Every line of the material is to be repeated exactly as it stands.

--- Begin ---

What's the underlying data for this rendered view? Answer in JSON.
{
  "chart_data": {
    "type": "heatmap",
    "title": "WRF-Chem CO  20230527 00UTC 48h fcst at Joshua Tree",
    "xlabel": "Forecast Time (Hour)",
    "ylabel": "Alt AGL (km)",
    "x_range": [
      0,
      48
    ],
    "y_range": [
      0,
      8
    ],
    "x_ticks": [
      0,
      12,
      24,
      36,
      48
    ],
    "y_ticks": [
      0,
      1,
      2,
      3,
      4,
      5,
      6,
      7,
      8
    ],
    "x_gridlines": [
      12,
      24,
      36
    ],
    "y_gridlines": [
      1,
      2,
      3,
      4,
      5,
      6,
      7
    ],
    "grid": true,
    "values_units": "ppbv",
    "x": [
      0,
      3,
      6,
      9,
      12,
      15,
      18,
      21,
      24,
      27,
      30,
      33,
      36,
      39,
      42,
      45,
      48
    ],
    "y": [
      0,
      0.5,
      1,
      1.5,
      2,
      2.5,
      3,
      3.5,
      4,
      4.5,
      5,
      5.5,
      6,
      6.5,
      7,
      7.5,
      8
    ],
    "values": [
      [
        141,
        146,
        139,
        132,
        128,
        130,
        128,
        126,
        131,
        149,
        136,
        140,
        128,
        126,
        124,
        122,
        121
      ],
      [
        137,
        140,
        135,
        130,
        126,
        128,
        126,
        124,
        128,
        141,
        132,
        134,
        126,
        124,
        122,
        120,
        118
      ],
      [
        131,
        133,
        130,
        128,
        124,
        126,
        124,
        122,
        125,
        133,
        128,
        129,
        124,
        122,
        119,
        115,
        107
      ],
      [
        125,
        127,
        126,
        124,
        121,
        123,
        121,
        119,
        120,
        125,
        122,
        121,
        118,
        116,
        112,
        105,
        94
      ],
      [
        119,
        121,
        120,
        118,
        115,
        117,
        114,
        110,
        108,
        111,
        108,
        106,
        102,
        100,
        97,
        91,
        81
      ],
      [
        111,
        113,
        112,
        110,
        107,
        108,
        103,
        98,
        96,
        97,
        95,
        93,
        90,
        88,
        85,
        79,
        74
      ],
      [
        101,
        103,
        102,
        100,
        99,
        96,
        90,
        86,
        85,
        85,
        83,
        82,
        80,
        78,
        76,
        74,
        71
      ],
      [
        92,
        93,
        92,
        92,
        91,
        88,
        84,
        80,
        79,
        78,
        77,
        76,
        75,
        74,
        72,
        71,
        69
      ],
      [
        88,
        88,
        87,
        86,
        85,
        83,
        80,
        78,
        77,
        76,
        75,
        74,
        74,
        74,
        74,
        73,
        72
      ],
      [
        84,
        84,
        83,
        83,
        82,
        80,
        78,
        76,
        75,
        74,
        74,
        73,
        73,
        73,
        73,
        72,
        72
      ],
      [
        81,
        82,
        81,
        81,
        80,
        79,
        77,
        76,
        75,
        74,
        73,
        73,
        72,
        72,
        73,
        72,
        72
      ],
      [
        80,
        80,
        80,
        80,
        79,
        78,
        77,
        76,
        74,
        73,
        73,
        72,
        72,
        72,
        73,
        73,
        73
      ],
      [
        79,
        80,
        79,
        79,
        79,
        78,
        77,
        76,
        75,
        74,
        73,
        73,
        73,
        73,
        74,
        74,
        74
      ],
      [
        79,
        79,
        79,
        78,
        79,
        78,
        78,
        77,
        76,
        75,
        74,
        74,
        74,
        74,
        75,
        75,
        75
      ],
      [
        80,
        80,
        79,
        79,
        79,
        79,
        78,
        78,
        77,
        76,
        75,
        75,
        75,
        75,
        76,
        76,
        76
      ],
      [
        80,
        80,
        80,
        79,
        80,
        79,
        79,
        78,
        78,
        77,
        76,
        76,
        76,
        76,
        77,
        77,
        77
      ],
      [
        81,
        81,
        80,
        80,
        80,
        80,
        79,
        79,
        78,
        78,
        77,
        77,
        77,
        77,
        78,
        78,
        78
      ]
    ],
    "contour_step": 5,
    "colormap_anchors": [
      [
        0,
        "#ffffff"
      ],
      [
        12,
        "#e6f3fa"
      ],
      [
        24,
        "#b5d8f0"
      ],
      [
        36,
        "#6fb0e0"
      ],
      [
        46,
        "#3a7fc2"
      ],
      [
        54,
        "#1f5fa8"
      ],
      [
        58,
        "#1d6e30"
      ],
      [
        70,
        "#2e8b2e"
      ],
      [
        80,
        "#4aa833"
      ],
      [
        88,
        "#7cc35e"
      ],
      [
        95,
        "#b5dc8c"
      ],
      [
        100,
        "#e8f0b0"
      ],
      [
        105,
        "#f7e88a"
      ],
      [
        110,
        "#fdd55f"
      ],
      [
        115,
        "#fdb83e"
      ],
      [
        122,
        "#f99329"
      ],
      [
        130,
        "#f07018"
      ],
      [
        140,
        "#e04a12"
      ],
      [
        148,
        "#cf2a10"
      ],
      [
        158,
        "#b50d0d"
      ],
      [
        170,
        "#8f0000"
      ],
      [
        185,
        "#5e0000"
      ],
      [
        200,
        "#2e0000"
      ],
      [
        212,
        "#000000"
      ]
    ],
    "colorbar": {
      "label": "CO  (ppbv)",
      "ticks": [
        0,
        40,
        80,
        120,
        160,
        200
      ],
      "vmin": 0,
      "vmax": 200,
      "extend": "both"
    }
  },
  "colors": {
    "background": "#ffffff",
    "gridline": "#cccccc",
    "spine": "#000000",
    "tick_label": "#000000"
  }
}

--- End ---

■ **Correct response**:
What's the underlying data for this rendered view? Answer in JSON.
{
  "chart_data": {
    "type": "heatmap",
    "title": "WRF-Chem CO  20230527 00UTC 48h fcst at Joshua Tree",
    "xlabel": "Forecast Time (Hour)",
    "ylabel": "Alt AGL (km)",
    "x_range": [
      0,
      48
    ],
    "y_range": [
      0,
      8
    ],
    "x_ticks": [
      0,
      12,
      24,
      36,
      48
    ],
    "y_ticks": [
      0,
      1,
      2,
      3,
      4,
      5,
      6,
      7,
      8
    ],
    "x_gridlines": [
      12,
      24,
      36
    ],
    "y_gridlines": [
      1,
      2,
      3,
      4,
      5,
      6,
      7
    ],
    "grid": true,
    "values_units": "ppbv",
    "x": [
      0,
      3,
      6,
      9,
      12,
      15,
      18,
      21,
      24,
      27,
      30,
      33,
      36,
      39,
      42,
      45,
      48
    ],
    "y": [
      0,
      0.5,
      1,
      1.5,
      2,
      2.5,
      3,
      3.5,
      4,
      4.5,
      5,
      5.5,
      6,
      6.5,
      7,
      7.5,
      8
    ],
    "values": [
      [
        141,
        146,
        139,
        132,
        128,
        130,
        128,
        126,
        131,
        149,
        136,
        140,
        128,
        126,
        124,
        122,
        121
      ],
      [
        137,
        140,
        135,
        130,
        126,
        128,
        126,
        124,
        128,
        141,
        132,
        134,
        126,
        124,
        122,
        120,
        118
      ],
      [
        131,
        133,
        130,
        128,
        124,
        126,
        124,
        122,
        125,
        133,
        128,
        129,
        124,
        122,
        119,
        115,
        107
      ],
      [
        125,
        127,
        126,
        124,
        121,
        123,
        121,
        119,
        120,
        125,
        122,
        121,
        118,
        116,
        112,
        105,
        94
      ],
      [
        119,
        121,
        120,
        118,
        115,
        117,
        114,
        110,
        108,
        111,
        108,
        106,
        102,
        100,
        97,
        91,
        81
      ],
      [
        111,
        113,
        112,
        110,
        107,
        108,
        103,
        98,
        96,
        97,
        95,
        93,
        90,
        88,
        85,
        79,
        74
      ],
      [
        101,
        103,
        102,
        100,
        99,
        96,
        90,
        86,
        85,
        85,
        83,
        82,
        80,
        78,
        76,
        74,
        71
      ],
      [
        92,
        93,
        92,
        92,
        91,
        88,
        84,
        80,
        79,
        78,
        77,
        76,
        75,
        74,
        72,
        71,
        69
      ],
      [
        88,
        88,
        87,
        86,
        85,
        83,
        80,
        78,
        77,
        76,
        75,
        74,
        74,
        74,
        74,
        73,
        72
      ],
      [
        84,
        84,
        83,
        83,
        82,
        80,
        78,
        76,
        75,
        74,
        74,
        73,
        73,
        73,
        73,
        72,
        72
      ],
      [
        81,
        82,
        81,
        81,
        80,
        79,
        77,
        76,
        75,
        74,
        73,
        73,
        72,
        72,
        73,
        72,
        72
      ],
      [
        80,
        80,
        80,
        80,
        79,
        78,
        77,
        76,
        74,
        73,
        73,
        72,
        72,
        72,
        73,
        73,
        73
      ],
      [
        79,
        80,
        79,
        79,
        79,
        78,
        77,
        76,
        75,
        74,
        73,
        73,
        73,
        73,
        74,
        74,
        74
      ],
      [
        79,
        79,
        79,
        78,
        79,
        78,
        78,
        77,
        76,
        75,
        74,
        74,
        74,
        74,
        75,
        75,
        75
      ],
      [
        80,
        80,
        79,
        79,
        79,
        79,
        78,
        78,
        77,
        76,
        75,
        75,
        75,
        75,
        76,
        76,
        76
      ],
      [
        80,
        80,
        80,
        79,
        80,
        79,
        79,
        78,
        78,
        77,
        76,
        76,
        76,
        76,
        77,
        77,
        77
      ],
      [
        81,
        81,
        80,
        80,
        80,
        80,
        79,
        79,
        78,
        78,
        77,
        77,
        77,
        77,
        78,
        78,
        78
      ]
    ],
    "contour_step": 5,
    "colormap_anchors": [
      [
        0,
        "#ffffff"
      ],
      [
        12,
        "#e6f3fa"
      ],
      [
        24,
        "#b5d8f0"
      ],
      [
        36,
        "#6fb0e0"
      ],
      [
        46,
        "#3a7fc2"
      ],
      [
        54,
        "#1f5fa8"
      ],
      [
        58,
        "#1d6e30"
      ],
      [
        70,
        "#2e8b2e"
      ],
      [
        80,
        "#4aa833"
      ],
      [
        88,
        "#7cc35e"
      ],
      [
        95,
        "#b5dc8c"
      ],
      [
        100,
        "#e8f0b0"
      ],
      [
        105,
        "#f7e88a"
      ],
      [
        110,
        "#fdd55f"
      ],
      [
        115,
        "#fdb83e"
      ],
      [
        122,
        "#f99329"
      ],
      [
        130,
        "#f07018"
      ],
      [
        140,
        "#e04a12"
      ],
      [
        148,
        "#cf2a10"
      ],
      [
        158,
        "#b50d0d"
      ],
      [
        170,
        "#8f0000"
      ],
      [
        185,
        "#5e0000"
      ],
      [
        200,
        "#2e0000"
      ],
      [
        212,
        "#000000"
      ]
    ],
    "colorbar": {
      "label": "CO  (ppbv)",
      "ticks": [
        0,
        40,
        80,
        120,
        160,
        200
      ],
      "vmin": 0,
      "vmax": 200,
      "extend": "both"
    }
  },
  "colors": {
    "background": "#ffffff",
    "gridline": "#cccccc",
    "spine": "#000000",
    "tick_label": "#000000"
  }
}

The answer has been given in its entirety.